→ PROBLEM TO WORK ON: Sort through the entries below and pull out lines containing the word "Pythia".

(A run of records)
┄┄┄┄┄┄┄┄┄┄
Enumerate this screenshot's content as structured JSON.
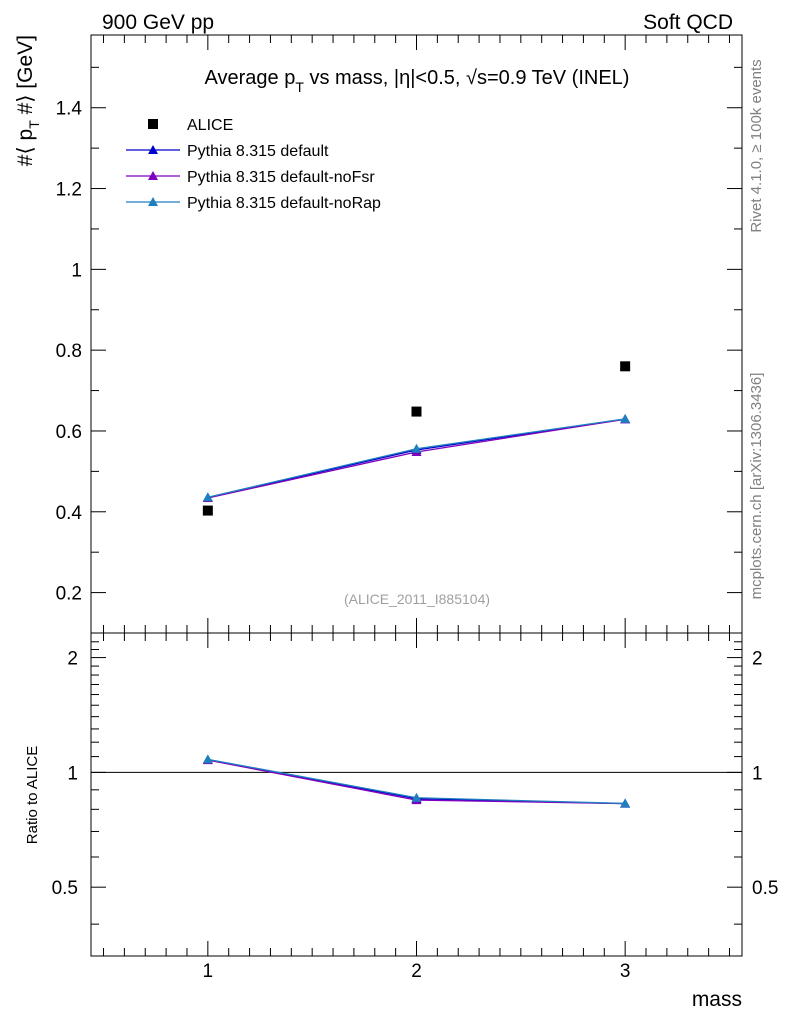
{
  "header": {
    "left_label": "900 GeV pp",
    "right_label": "Soft QCD"
  },
  "side_labels": {
    "rivet": "Rivet 4.1.0, ≥ 100k events",
    "mcplots": "mcplots.cern.ch [arXiv:1306.3436]"
  },
  "chart_data": {
    "type": "scatter",
    "title_parts": {
      "a": "Average p",
      "sub": "T",
      "b": " vs mass, |η|<0.5, √s=0.9 TeV (INEL)"
    },
    "watermark": "(ALICE_2011_I885104)",
    "ylabel_parts": {
      "a": "#⟨ p",
      "sub": "T",
      "b": " #⟩ [GeV]"
    },
    "xlabel": "mass",
    "ratio_ylabel": "Ratio to ALICE",
    "xlim": [
      0.44,
      3.56
    ],
    "ylim": [
      0.1,
      1.58
    ],
    "ratio_ylim": [
      0.33,
      2.32
    ],
    "x_ticks": [
      "1",
      "2",
      "3"
    ],
    "y_ticks": [
      "0.2",
      "0.4",
      "0.6",
      "0.8",
      "1",
      "1.2",
      "1.4"
    ],
    "ratio_y_ticks": [
      "0.5",
      "1",
      "2"
    ],
    "x": [
      1,
      2,
      3
    ],
    "data": {
      "name": "ALICE",
      "values": [
        0.403,
        0.648,
        0.76
      ],
      "color": "#000000"
    },
    "series": [
      {
        "name": "Pythia 8.315 default",
        "values": [
          0.435,
          0.553,
          0.629
        ],
        "ratio": [
          1.079,
          0.853,
          0.828
        ],
        "color": "#0000cc"
      },
      {
        "name": "Pythia 8.315 default-noFsr",
        "values": [
          0.434,
          0.548,
          0.629
        ],
        "ratio": [
          1.077,
          0.846,
          0.828
        ],
        "color": "#7f00bf"
      },
      {
        "name": "Pythia 8.315 default-noRap",
        "values": [
          0.436,
          0.556,
          0.63
        ],
        "ratio": [
          1.082,
          0.858,
          0.829
        ],
        "color": "#1e7fbf"
      }
    ]
  }
}
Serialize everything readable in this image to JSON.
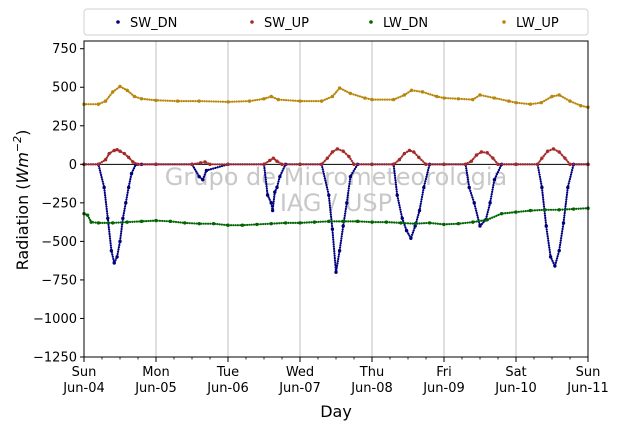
{
  "chart_data": {
    "type": "scatter",
    "xlabel": "Day",
    "ylabel_prefix": "Radiation (",
    "ylabel_unit": "Wm",
    "ylabel_exp": "−2",
    "ylabel_suffix": ")",
    "ylim": [
      -1250,
      800
    ],
    "xlim": [
      0,
      7
    ],
    "yticks": [
      750,
      500,
      250,
      0,
      -250,
      -500,
      -750,
      -1000,
      -1250
    ],
    "ytick_labels": [
      "750",
      "500",
      "250",
      "0",
      "−250",
      "−500",
      "−750",
      "−1000",
      "−1250"
    ],
    "xticks": [
      {
        "x": 0,
        "day": "Sun",
        "date": "Jun-04"
      },
      {
        "x": 1,
        "day": "Mon",
        "date": "Jun-05"
      },
      {
        "x": 2,
        "day": "Tue",
        "date": "Jun-06"
      },
      {
        "x": 3,
        "day": "Wed",
        "date": "Jun-07"
      },
      {
        "x": 4,
        "day": "Thu",
        "date": "Jun-08"
      },
      {
        "x": 5,
        "day": "Fri",
        "date": "Jun-09"
      },
      {
        "x": 6,
        "day": "Sat",
        "date": "Jun-10"
      },
      {
        "x": 7,
        "day": "Sun",
        "date": "Jun-11"
      }
    ],
    "grid": "vertical-major",
    "legend_position": "top",
    "watermark": [
      "Grupo de Micrometeorologia",
      "IAG / USP"
    ],
    "series": [
      {
        "name": "SW_DN",
        "color": "#00007f",
        "x": [
          0.0,
          0.2,
          0.28,
          0.33,
          0.38,
          0.42,
          0.46,
          0.5,
          0.54,
          0.58,
          0.62,
          0.66,
          0.72,
          0.8,
          1.0,
          1.5,
          1.6,
          1.65,
          1.7,
          2.0,
          2.5,
          2.55,
          2.6,
          2.62,
          2.65,
          2.68,
          2.72,
          2.8,
          3.0,
          3.3,
          3.4,
          3.45,
          3.5,
          3.55,
          3.6,
          3.65,
          3.7,
          3.8,
          4.0,
          4.3,
          4.35,
          4.42,
          4.48,
          4.54,
          4.6,
          4.66,
          4.72,
          4.8,
          5.0,
          5.3,
          5.35,
          5.42,
          5.5,
          5.58,
          5.64,
          5.7,
          5.8,
          6.0,
          6.3,
          6.36,
          6.42,
          6.48,
          6.54,
          6.6,
          6.66,
          6.72,
          6.8,
          7.0
        ],
        "y": [
          0,
          0,
          -150,
          -350,
          -560,
          -640,
          -600,
          -500,
          -350,
          -250,
          -150,
          -60,
          0,
          0,
          0,
          0,
          -80,
          -100,
          -40,
          0,
          0,
          -200,
          -250,
          -300,
          -180,
          -150,
          -80,
          0,
          0,
          0,
          -200,
          -420,
          -700,
          -560,
          -400,
          -250,
          -80,
          0,
          0,
          0,
          -200,
          -350,
          -430,
          -480,
          -400,
          -300,
          -150,
          0,
          0,
          0,
          -150,
          -250,
          -400,
          -360,
          -250,
          -100,
          0,
          0,
          0,
          -150,
          -400,
          -600,
          -660,
          -560,
          -380,
          -150,
          0,
          0
        ]
      },
      {
        "name": "SW_UP",
        "color": "#a52a2a",
        "x": [
          0.0,
          0.2,
          0.3,
          0.35,
          0.42,
          0.46,
          0.5,
          0.56,
          0.62,
          0.68,
          0.75,
          1.0,
          1.5,
          1.62,
          1.68,
          1.75,
          2.0,
          2.5,
          2.58,
          2.63,
          2.68,
          2.75,
          3.0,
          3.3,
          3.38,
          3.45,
          3.52,
          3.6,
          3.68,
          3.75,
          4.0,
          4.3,
          4.38,
          4.45,
          4.52,
          4.58,
          4.65,
          4.75,
          5.0,
          5.3,
          5.38,
          5.45,
          5.52,
          5.6,
          5.68,
          5.75,
          6.0,
          6.3,
          6.36,
          6.44,
          6.52,
          6.6,
          6.68,
          6.75,
          7.0
        ],
        "y": [
          0,
          0,
          30,
          70,
          90,
          95,
          85,
          70,
          45,
          15,
          0,
          0,
          0,
          10,
          15,
          0,
          0,
          0,
          25,
          40,
          20,
          0,
          0,
          0,
          40,
          80,
          100,
          85,
          50,
          0,
          0,
          0,
          30,
          70,
          90,
          80,
          45,
          0,
          0,
          0,
          20,
          60,
          80,
          75,
          40,
          0,
          0,
          0,
          40,
          85,
          100,
          80,
          40,
          0,
          0
        ]
      },
      {
        "name": "LW_DN",
        "color": "#006400",
        "x": [
          0.0,
          0.05,
          0.1,
          0.2,
          0.4,
          0.6,
          0.8,
          1.0,
          1.2,
          1.4,
          1.6,
          1.8,
          2.0,
          2.2,
          2.4,
          2.6,
          2.8,
          3.0,
          3.2,
          3.4,
          3.6,
          3.8,
          4.0,
          4.2,
          4.4,
          4.6,
          4.8,
          5.0,
          5.2,
          5.4,
          5.6,
          5.8,
          6.0,
          6.2,
          6.4,
          6.6,
          6.8,
          7.0
        ],
        "y": [
          -320,
          -330,
          -375,
          -380,
          -380,
          -375,
          -370,
          -365,
          -370,
          -380,
          -385,
          -385,
          -395,
          -395,
          -390,
          -385,
          -380,
          -380,
          -375,
          -370,
          -370,
          -370,
          -375,
          -375,
          -380,
          -385,
          -380,
          -390,
          -385,
          -375,
          -360,
          -320,
          -310,
          -300,
          -295,
          -295,
          -290,
          -285
        ]
      },
      {
        "name": "LW_UP",
        "color": "#b8860b",
        "x": [
          0.0,
          0.2,
          0.3,
          0.4,
          0.5,
          0.6,
          0.7,
          0.8,
          1.0,
          1.3,
          1.6,
          2.0,
          2.3,
          2.5,
          2.6,
          2.7,
          3.0,
          3.3,
          3.45,
          3.55,
          3.7,
          3.9,
          4.0,
          4.3,
          4.45,
          4.55,
          4.7,
          4.9,
          5.0,
          5.2,
          5.4,
          5.5,
          5.7,
          5.9,
          6.0,
          6.2,
          6.35,
          6.5,
          6.6,
          6.75,
          6.9,
          7.0
        ],
        "y": [
          390,
          390,
          410,
          470,
          505,
          480,
          440,
          425,
          415,
          410,
          410,
          405,
          410,
          425,
          440,
          420,
          410,
          410,
          440,
          495,
          460,
          430,
          420,
          420,
          450,
          480,
          470,
          440,
          430,
          425,
          420,
          450,
          430,
          410,
          400,
          390,
          400,
          440,
          450,
          410,
          380,
          370
        ]
      }
    ]
  }
}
┄┄┄┄┄┄┄┄┄┄
→ RESPONSE BELOW:
        "name": "Pythia 8.315 default",
        "name": "Pythia 8.315 default-noFsr",
        "name": "Pythia 8.315 default-noRap",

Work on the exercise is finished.